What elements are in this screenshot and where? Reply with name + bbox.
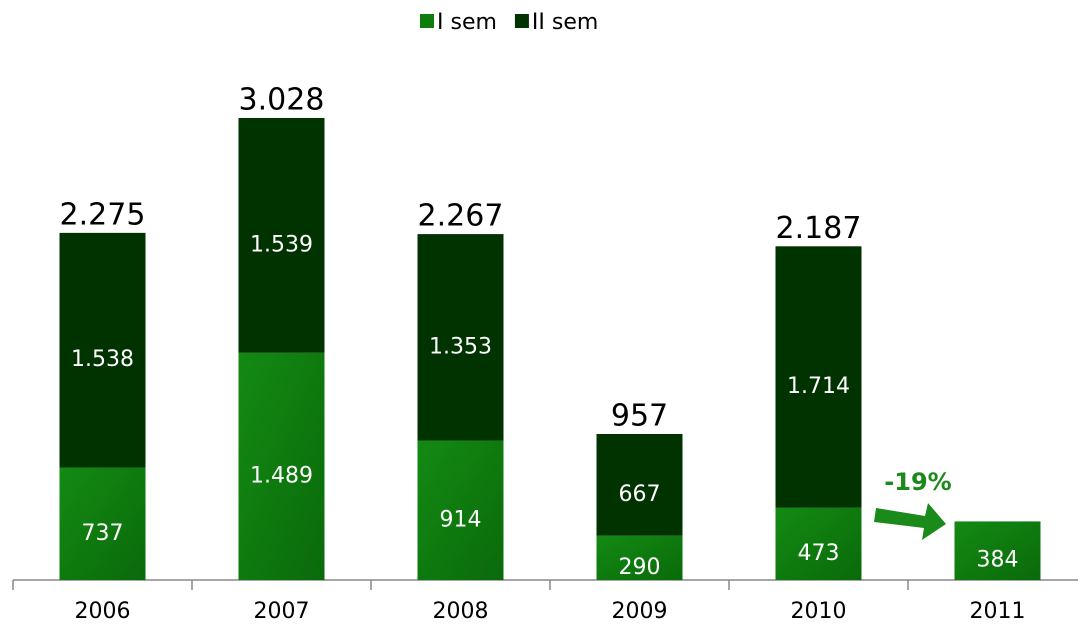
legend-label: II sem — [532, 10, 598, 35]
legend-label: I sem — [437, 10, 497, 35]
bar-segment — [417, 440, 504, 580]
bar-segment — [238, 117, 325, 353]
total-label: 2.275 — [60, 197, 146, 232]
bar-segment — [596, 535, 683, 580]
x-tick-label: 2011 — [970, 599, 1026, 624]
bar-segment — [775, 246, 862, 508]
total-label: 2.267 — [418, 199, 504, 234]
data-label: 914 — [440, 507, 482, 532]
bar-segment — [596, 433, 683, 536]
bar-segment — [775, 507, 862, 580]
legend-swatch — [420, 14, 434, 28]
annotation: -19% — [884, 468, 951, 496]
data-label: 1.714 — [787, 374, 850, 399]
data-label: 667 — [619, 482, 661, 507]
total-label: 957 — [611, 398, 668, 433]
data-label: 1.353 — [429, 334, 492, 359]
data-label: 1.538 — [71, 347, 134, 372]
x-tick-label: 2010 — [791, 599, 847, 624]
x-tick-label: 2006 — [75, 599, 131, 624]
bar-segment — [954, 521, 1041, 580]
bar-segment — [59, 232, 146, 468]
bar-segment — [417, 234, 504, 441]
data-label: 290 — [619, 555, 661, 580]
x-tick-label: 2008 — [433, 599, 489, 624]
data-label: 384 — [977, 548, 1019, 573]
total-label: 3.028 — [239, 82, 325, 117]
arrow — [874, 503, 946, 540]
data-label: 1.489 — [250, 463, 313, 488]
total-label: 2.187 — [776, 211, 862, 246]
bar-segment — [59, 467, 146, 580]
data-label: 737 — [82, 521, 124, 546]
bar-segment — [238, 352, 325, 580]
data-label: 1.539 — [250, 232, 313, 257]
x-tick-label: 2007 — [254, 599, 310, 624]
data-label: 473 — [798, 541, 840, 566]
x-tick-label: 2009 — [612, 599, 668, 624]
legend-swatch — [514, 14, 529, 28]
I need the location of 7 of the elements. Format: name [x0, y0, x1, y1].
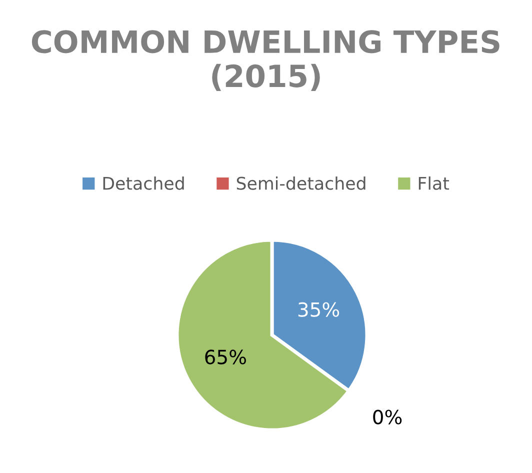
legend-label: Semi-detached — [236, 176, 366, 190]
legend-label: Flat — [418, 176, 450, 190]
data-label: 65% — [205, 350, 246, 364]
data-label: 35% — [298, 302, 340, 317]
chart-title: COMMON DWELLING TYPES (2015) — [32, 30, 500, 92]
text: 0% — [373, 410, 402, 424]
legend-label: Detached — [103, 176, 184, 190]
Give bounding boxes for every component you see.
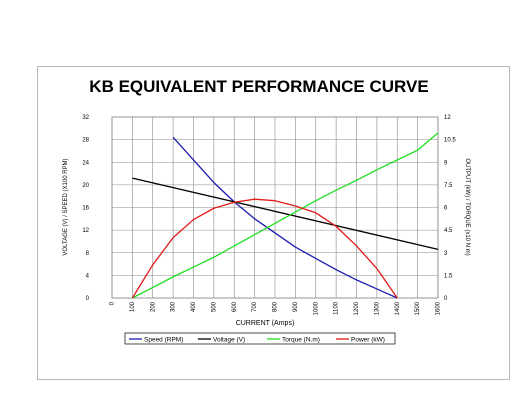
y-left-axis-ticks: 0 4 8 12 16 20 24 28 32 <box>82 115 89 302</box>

· · · · · · ·

Copy out every one of the lines above without changing anything, and leave the pictures out.

▸ **Completed task**
What elements are in this screenshot and where? Reply with name + bbox.
legend-label: II sem — [532, 10, 598, 35]
legend-label: I sem — [437, 10, 497, 35]
bar-segment — [417, 440, 504, 580]
bar-segment — [238, 117, 325, 353]
total-label: 2.275 — [60, 197, 146, 232]
bar-segment — [596, 535, 683, 580]
x-tick-label: 2011 — [970, 599, 1026, 624]
bar-segment — [775, 246, 862, 508]
total-label: 2.267 — [418, 199, 504, 234]
data-label: 914 — [440, 507, 482, 532]
bar-segment — [596, 433, 683, 536]
bar-segment — [775, 507, 862, 580]
legend-swatch — [420, 14, 434, 28]
annotation: -19% — [884, 468, 951, 496]
data-label: 1.714 — [787, 374, 850, 399]
data-label: 667 — [619, 482, 661, 507]
total-label: 957 — [611, 398, 668, 433]
data-label: 1.353 — [429, 334, 492, 359]
data-label: 1.538 — [71, 347, 134, 372]
x-tick-label: 2010 — [791, 599, 847, 624]
x-tick-label: 2006 — [75, 599, 131, 624]
bar-segment — [954, 521, 1041, 580]
bar-segment — [59, 232, 146, 468]
bar-segment — [417, 234, 504, 441]
data-label: 290 — [619, 555, 661, 580]
x-tick-label: 2008 — [433, 599, 489, 624]
data-label: 384 — [977, 548, 1019, 573]
total-label: 3.028 — [239, 82, 325, 117]
arrow — [874, 503, 946, 540]
data-label: 1.489 — [250, 463, 313, 488]
total-label: 2.187 — [776, 211, 862, 246]
bar-segment — [59, 467, 146, 580]
data-label: 737 — [82, 521, 124, 546]
bar-segment — [238, 352, 325, 580]
data-label: 1.539 — [250, 232, 313, 257]
x-tick-label: 2007 — [254, 599, 310, 624]
data-label: 473 — [798, 541, 840, 566]
x-tick-label: 2009 — [612, 599, 668, 624]
legend-swatch — [514, 14, 529, 28]
I need the location of 7 of the elements. Format: name [x0, y0, x1, y1].
legend-label: Semi-detached — [236, 176, 366, 190]
legend-label: Flat — [418, 176, 450, 190]
data-label: 65% — [205, 350, 246, 364]
data-label: 35% — [298, 302, 340, 317]
chart-title: COMMON DWELLING TYPES (2015) — [32, 30, 500, 92]
text: 0% — [373, 410, 402, 424]
legend-label: Detached — [103, 176, 184, 190]
Give bounding boxes for every component you see.
y-left-axis-ticks: 0 4 8 12 16 20 24 28 32 <box>82 115 89 302</box>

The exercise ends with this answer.